[原文节选]:
参见图1，本实验证明了在ad模型小鼠中dcf1基因的敲除减少了老年斑的聚集从而缓解了ad疾病。a为不同年龄段app-ps1小鼠和app-ps1-dcf1^-/-小鼠全脑老年斑检测，其中白色方框区域用来统计老年斑面积。b为老年斑面积占区域内脑片面积的百分比统计图。可见敲除了dcf1以后，app-ps1小鼠的老年斑在6个月和9个月分别有显著性缓解(p<0.05)，17个月也有显著性缓解(p<0.01)。c为敲除dcf1以后app-ps1小鼠海马dg区单个老年斑面积明显减小。

3.行为学观察：

(a)水迷宫行为学实验

1.架设好摄像头与实验装置，调整好光度，水温调整在20℃-22℃。

2.取实验小鼠提前放入实验房间适应环境30min。

3.设置好noldus行为学分析软件，把实验区域划平均分为四个象限，在第一象限放置平台，平台低于水面1.5cm，在软件换面捕捉区域划分出平台区域。

4.取实验鼠放入水中，自由活动1min，如果实验鼠在1min内找到平台，记录实验鼠找到平台的时间，实验鼠在平台上待30s后放回鼠笼中；如果实验鼠在1min内没找到平台，引导实验鼠到达平台，实验鼠在平台上待30s后放回鼠笼中。

5.按步骤4重复测试完所有实验鼠，实验时间控制在9:00-19:00。

6.第二天到第八天重复步骤4、5.

[任务要求]:
A: 根据上方关于dcf1敲除与水迷宫实验的原文节选，水迷宫实验中的水温应调整在什么范围？
B: 上方关于dcf1敲除与水迷宫实验的原文节选止于步骤6，请自该句之后续写。

[所供材料]:
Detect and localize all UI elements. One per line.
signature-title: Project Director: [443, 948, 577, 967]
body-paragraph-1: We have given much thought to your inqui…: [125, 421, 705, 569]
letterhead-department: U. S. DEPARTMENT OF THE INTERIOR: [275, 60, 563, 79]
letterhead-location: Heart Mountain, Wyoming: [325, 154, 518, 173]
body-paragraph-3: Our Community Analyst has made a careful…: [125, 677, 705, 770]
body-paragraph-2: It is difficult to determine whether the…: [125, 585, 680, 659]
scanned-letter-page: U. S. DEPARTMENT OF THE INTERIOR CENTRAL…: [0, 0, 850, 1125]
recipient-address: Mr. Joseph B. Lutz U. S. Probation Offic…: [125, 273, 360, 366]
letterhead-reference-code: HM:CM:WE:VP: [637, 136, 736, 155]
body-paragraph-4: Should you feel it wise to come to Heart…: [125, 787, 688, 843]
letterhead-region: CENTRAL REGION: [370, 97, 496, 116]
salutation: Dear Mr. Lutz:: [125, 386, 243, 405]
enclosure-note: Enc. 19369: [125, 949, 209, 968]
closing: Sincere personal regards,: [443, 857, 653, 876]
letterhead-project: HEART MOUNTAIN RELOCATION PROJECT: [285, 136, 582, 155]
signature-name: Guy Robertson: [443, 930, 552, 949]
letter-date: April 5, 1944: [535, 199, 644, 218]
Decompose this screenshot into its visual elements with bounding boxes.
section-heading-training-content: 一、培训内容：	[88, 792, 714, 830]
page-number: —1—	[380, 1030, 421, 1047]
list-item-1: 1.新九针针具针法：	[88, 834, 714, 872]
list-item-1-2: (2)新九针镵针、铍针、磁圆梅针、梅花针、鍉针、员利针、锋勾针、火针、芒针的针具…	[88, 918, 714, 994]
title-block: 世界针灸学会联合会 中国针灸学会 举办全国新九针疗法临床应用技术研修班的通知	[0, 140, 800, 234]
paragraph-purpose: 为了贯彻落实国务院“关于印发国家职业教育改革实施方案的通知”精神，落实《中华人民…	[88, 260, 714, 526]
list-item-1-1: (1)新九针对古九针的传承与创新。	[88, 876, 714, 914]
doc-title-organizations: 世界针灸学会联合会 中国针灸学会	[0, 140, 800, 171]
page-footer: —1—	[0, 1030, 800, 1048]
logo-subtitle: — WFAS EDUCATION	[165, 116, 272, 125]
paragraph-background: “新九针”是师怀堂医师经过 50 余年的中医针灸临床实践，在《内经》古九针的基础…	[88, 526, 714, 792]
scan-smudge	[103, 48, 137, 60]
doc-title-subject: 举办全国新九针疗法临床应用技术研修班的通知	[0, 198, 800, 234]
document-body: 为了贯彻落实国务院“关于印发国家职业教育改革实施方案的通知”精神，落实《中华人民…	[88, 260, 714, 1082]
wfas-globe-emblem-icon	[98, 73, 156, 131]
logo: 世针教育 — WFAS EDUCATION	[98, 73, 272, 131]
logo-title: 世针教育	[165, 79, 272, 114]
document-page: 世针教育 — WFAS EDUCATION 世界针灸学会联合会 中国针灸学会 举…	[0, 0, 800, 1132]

[作答内容]:
A: 20℃-22℃。

B:
7.取出平台，取实验鼠放入水中，自由活动2min。记录实验鼠进入第一象限的时间、穿过平台区域的次数。

(b)y-迷宫行为学实验

1.架设好摄像头与实验装置，调整好光度。

2.取实验用小鼠提前放在实验房间适应环境30min。

3.设置好noldus行为学分析软件，把实验区域划分为为新异臂和原始区，两者之间用挡板隔开。

4.取实验鼠放入原始区，实验鼠在原始区自由活动5min。

5.拿开挡板，实验鼠自由活动5min，记录实验鼠进入新异臂的次数和在新异臂活动的时间。

6.取出实验鼠放回鼠笼中，清除实验鼠在y-迷宫中产生的垃圾，均匀喷洒75％酒精，擦拭干净实验装置。用挡板隔开新异臂和原始区，静置3min，使75％酒精完全挥发掉。

7.重复步骤4、5、6，依次测试完所有实验鼠。实验时间控制在9:00-19:00。

参见图2，a代表在水迷宫训练期间，敲除dcf1以后，app-ps1小鼠表现出明显的缓解，空间学习能力提升。b代表在水迷宫测试期间，敲除dcf1以后，app-ps1小鼠表现出缓解，空间记忆能力提升。c图是训练期间各个基因型具有代表性的游泳轨迹图。d图是y迷宫测试时各个基因型具有代表性的运动轨迹图。e图是y迷宫测试，敲除了dcf1的app-ps1小鼠呈现出学习识别能力的提升。